EXERCISE PROMPT:
From the entries that follow, gather each line holding the word "діяльність".

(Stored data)

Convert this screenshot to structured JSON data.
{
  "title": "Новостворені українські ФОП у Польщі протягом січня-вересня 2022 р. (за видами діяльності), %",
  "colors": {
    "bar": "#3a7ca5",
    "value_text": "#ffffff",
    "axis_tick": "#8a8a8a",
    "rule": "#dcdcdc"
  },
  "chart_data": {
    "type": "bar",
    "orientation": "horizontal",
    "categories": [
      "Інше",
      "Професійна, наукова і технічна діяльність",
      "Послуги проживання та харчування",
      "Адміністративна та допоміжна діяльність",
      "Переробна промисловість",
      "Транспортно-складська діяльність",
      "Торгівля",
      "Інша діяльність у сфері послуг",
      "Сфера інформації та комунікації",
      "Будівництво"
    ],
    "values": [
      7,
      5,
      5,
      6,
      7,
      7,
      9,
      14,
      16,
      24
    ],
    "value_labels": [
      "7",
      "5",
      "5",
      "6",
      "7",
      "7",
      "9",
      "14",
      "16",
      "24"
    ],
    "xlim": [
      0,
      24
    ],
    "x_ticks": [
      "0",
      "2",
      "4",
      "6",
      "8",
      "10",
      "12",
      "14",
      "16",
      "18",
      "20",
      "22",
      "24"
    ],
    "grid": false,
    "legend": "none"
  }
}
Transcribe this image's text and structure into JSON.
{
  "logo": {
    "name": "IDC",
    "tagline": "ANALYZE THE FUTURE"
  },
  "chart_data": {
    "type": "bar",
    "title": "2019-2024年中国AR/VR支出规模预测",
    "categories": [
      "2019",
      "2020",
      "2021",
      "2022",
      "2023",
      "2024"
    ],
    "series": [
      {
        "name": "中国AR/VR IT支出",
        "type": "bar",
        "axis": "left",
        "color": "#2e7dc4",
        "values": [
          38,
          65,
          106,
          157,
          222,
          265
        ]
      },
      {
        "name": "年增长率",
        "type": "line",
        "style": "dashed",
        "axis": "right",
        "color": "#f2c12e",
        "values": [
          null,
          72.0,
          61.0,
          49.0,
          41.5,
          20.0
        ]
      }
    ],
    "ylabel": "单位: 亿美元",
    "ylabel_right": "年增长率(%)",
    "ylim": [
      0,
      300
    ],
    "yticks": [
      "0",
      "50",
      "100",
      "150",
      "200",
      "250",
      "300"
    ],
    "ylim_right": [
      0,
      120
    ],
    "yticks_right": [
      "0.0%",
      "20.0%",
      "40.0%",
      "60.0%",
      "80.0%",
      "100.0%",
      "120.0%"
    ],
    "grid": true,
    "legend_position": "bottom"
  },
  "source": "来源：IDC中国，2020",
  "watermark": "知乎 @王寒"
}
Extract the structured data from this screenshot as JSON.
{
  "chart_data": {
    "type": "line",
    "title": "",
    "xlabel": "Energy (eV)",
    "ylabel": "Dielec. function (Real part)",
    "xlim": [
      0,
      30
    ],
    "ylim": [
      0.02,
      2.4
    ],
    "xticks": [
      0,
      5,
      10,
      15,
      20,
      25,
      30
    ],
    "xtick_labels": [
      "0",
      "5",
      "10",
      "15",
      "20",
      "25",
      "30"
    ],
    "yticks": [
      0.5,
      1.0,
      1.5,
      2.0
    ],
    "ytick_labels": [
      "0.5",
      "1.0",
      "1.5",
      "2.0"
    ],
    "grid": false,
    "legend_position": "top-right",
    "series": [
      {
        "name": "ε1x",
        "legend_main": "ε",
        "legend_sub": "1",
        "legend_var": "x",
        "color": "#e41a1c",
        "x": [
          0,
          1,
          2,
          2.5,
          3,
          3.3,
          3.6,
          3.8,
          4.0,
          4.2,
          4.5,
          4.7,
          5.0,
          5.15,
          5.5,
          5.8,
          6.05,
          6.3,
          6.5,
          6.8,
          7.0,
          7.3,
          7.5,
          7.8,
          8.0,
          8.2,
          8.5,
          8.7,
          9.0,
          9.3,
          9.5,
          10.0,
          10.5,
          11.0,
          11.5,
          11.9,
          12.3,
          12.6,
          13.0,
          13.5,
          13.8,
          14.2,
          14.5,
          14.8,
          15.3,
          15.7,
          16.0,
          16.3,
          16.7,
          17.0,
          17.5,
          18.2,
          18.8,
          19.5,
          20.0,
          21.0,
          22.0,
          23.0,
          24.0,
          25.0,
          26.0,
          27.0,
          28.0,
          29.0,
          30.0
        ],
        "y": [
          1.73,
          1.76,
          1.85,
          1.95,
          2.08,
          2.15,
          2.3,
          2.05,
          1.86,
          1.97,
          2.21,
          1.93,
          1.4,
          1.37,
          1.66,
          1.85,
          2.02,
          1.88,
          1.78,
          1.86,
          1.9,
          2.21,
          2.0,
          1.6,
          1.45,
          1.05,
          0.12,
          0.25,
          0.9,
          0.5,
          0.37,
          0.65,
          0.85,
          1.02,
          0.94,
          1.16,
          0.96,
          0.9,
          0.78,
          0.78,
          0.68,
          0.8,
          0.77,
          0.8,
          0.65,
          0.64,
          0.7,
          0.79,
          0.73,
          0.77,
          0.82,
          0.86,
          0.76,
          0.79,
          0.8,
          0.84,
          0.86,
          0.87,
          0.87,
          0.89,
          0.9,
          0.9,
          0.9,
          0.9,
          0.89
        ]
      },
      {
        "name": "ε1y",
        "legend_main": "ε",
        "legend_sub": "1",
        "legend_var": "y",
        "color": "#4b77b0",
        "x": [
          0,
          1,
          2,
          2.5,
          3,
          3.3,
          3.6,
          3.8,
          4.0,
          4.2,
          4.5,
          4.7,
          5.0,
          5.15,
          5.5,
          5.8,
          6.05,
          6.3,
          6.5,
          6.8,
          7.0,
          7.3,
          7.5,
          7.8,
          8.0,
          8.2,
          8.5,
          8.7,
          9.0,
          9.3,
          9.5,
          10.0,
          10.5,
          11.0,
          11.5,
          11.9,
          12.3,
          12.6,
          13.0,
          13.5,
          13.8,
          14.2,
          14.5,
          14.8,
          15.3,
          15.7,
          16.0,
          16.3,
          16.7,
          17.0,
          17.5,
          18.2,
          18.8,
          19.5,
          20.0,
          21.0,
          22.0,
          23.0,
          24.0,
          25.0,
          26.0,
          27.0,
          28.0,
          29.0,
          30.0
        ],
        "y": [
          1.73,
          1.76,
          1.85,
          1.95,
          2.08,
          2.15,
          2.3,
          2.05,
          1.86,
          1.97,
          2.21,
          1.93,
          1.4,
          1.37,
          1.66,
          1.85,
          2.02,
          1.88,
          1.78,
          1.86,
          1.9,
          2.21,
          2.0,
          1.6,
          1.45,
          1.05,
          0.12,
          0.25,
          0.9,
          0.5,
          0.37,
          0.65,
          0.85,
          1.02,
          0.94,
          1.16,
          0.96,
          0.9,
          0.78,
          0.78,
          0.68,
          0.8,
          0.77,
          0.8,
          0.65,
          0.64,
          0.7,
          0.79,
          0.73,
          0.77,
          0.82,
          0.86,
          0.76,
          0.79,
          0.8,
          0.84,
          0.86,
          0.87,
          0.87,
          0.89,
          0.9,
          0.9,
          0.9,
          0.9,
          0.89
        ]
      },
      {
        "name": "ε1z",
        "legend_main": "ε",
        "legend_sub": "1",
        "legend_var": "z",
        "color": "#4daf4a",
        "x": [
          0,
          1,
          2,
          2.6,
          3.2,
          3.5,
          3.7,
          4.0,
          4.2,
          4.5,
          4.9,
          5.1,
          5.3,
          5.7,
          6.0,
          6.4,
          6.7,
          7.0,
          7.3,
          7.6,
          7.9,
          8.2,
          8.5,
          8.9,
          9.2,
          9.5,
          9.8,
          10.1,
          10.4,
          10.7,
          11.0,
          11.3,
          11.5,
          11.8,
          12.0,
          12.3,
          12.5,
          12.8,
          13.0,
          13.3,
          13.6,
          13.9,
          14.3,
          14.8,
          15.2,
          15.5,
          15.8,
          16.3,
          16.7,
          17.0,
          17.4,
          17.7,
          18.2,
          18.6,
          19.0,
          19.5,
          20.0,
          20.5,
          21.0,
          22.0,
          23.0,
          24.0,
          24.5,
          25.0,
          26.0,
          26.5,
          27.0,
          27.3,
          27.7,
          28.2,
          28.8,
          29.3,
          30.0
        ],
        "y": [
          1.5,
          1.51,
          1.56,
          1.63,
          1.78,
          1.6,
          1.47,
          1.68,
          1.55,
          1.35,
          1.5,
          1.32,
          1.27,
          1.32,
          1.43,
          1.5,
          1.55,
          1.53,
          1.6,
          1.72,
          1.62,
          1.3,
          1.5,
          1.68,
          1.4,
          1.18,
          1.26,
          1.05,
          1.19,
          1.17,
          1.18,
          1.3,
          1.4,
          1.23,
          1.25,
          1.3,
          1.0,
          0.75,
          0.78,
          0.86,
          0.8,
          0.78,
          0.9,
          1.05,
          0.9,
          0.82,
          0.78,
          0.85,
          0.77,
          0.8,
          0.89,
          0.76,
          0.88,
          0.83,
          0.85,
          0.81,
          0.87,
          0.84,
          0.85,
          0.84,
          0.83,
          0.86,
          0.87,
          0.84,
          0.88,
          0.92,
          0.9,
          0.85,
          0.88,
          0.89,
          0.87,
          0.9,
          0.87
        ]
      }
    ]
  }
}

TASK OUTPUT:
      "Професійна, наукова і технічна діяльність",
      "Адміністративна та допоміжна діяльність",
      "Транспортно-складська діяльність",
      "Інша діяльність у сфері послуг",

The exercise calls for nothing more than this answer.